Exercise materials:

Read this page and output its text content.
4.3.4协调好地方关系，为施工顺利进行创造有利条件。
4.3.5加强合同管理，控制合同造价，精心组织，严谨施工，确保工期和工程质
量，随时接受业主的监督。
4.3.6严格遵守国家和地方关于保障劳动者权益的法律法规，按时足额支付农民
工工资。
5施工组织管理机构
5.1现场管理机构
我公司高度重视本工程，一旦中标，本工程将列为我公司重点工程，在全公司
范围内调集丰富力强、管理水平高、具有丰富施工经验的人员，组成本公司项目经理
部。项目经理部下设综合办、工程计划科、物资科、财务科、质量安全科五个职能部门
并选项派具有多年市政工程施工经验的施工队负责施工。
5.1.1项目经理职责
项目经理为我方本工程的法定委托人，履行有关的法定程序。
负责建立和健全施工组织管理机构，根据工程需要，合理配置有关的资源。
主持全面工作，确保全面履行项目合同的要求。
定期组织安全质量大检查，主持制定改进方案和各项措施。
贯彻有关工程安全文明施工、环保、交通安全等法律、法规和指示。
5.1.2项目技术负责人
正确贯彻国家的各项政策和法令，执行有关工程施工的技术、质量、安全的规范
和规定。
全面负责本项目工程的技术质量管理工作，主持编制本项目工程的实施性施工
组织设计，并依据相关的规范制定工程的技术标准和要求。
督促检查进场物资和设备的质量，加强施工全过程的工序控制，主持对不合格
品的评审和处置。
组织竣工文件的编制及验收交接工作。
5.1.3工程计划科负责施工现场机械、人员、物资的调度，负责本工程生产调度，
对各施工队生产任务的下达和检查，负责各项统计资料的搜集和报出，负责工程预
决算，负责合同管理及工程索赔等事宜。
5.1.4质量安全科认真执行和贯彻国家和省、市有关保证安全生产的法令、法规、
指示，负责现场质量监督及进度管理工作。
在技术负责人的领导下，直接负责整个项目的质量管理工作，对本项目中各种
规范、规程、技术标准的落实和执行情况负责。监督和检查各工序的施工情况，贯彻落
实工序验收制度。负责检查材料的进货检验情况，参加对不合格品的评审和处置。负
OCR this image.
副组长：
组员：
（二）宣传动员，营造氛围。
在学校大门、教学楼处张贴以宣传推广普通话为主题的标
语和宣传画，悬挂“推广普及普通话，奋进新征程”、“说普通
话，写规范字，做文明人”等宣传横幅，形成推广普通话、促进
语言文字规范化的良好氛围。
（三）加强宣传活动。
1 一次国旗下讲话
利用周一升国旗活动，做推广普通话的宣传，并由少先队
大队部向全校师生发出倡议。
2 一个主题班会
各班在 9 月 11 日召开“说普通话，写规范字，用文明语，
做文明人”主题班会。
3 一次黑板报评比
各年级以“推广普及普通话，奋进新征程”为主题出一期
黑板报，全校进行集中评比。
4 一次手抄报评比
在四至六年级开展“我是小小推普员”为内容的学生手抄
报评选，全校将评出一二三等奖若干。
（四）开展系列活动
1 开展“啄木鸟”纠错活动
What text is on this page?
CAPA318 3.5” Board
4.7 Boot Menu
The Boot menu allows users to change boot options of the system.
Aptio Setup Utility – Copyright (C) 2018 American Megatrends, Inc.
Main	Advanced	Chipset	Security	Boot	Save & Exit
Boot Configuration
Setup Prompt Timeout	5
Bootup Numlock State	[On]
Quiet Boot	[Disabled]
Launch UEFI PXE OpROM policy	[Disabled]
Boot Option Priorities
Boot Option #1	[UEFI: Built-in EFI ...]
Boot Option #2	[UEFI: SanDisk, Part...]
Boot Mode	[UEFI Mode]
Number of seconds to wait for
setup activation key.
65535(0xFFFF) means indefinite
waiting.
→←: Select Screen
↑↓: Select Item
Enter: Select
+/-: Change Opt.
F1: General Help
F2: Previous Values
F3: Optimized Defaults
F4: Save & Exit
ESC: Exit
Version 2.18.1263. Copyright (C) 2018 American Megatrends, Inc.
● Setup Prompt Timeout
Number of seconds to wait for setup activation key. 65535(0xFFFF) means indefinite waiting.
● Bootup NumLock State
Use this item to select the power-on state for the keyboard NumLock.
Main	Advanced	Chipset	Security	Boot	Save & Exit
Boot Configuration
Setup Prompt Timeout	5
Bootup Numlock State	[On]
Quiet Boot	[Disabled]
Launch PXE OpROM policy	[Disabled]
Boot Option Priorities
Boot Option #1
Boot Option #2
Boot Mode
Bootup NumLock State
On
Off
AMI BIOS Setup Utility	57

Work to do: Repeat all the records. Match each line exactly.

Solution:
Read this page and output its text content.
4.3.4协调好地方关系，为施工顺利进行创造有利条件。
4.3.5加强合同管理，控制合同造价，精心组织，严谨施工，确保工期和工程质
量，随时接受业主的监督。
4.3.6严格遵守国家和地方关于保障劳动者权益的法律法规，按时足额支付农民
工工资。
5施工组织管理机构
5.1现场管理机构
我公司高度重视本工程，一旦中标，本工程将列为我公司重点工程，在全公司
范围内调集丰富力强、管理水平高、具有丰富施工经验的人员，组成本公司项目经理
部。项目经理部下设综合办、工程计划科、物资科、财务科、质量安全科五个职能部门
并选项派具有多年市政工程施工经验的施工队负责施工。
5.1.1项目经理职责
项目经理为我方本工程的法定委托人，履行有关的法定程序。
负责建立和健全施工组织管理机构，根据工程需要，合理配置有关的资源。
主持全面工作，确保全面履行项目合同的要求。
定期组织安全质量大检查，主持制定改进方案和各项措施。
贯彻有关工程安全文明施工、环保、交通安全等法律、法规和指示。
5.1.2项目技术负责人
正确贯彻国家的各项政策和法令，执行有关工程施工的技术、质量、安全的规范
和规定。
全面负责本项目工程的技术质量管理工作，主持编制本项目工程的实施性施工
组织设计，并依据相关的规范制定工程的技术标准和要求。
督促检查进场物资和设备的质量，加强施工全过程的工序控制，主持对不合格
品的评审和处置。
组织竣工文件的编制及验收交接工作。
5.1.3工程计划科负责施工现场机械、人员、物资的调度，负责本工程生产调度，
对各施工队生产任务的下达和检查，负责各项统计资料的搜集和报出，负责工程预
决算，负责合同管理及工程索赔等事宜。
5.1.4质量安全科认真执行和贯彻国家和省、市有关保证安全生产的法令、法规、
指示，负责现场质量监督及进度管理工作。
在技术负责人的领导下，直接负责整个项目的质量管理工作，对本项目中各种
规范、规程、技术标准的落实和执行情况负责。监督和检查各工序的施工情况，贯彻落
实工序验收制度。负责检查材料的进货检验情况，参加对不合格品的评审和处置。负
OCR this image.
副组长：
组员：
（二）宣传动员，营造氛围。
在学校大门、教学楼处张贴以宣传推广普通话为主题的标
语和宣传画，悬挂“推广普及普通话，奋进新征程”、“说普通
话，写规范字，做文明人”等宣传横幅，形成推广普通话、促进
语言文字规范化的良好氛围。
（三）加强宣传活动。
1 一次国旗下讲话
利用周一升国旗活动，做推广普通话的宣传，并由少先队
大队部向全校师生发出倡议。
2 一个主题班会
各班在 9 月 11 日召开“说普通话，写规范字，用文明语，
做文明人”主题班会。
3 一次黑板报评比
各年级以“推广普及普通话，奋进新征程”为主题出一期
黑板报，全校进行集中评比。
4 一次手抄报评比
在四至六年级开展“我是小小推普员”为内容的学生手抄
报评选，全校将评出一二三等奖若干。
（四）开展系列活动
1 开展“啄木鸟”纠错活动
What text is on this page?
CAPA318 3.5” Board
4.7 Boot Menu
The Boot menu allows users to change boot options of the system.
Aptio Setup Utility – Copyright (C) 2018 American Megatrends, Inc.
Main	Advanced	Chipset	Security	Boot	Save & Exit
Boot Configuration
Setup Prompt Timeout	5
Bootup Numlock State	[On]
Quiet Boot	[Disabled]
Launch UEFI PXE OpROM policy	[Disabled]
Boot Option Priorities
Boot Option #1	[UEFI: Built-in EFI ...]
Boot Option #2	[UEFI: SanDisk, Part...]
Boot Mode	[UEFI Mode]
Number of seconds to wait for
setup activation key.
65535(0xFFFF) means indefinite
waiting.
→←: Select Screen
↑↓: Select Item
Enter: Select
+/-: Change Opt.
F1: General Help
F2: Previous Values
F3: Optimized Defaults
F4: Save & Exit
ESC: Exit
Version 2.18.1263. Copyright (C) 2018 American Megatrends, Inc.
● Setup Prompt Timeout
Number of seconds to wait for setup activation key. 65535(0xFFFF) means indefinite waiting.
● Bootup NumLock State
Use this item to select the power-on state for the keyboard NumLock.
Main	Advanced	Chipset	Security	Boot	Save & Exit
Boot Configuration
Setup Prompt Timeout	5
Bootup Numlock State	[On]
Quiet Boot	[Disabled]
Launch PXE OpROM policy	[Disabled]
Boot Option Priorities
Boot Option #1
Boot Option #2
Boot Mode
Bootup NumLock State
On
Off
AMI BIOS Setup Utility	57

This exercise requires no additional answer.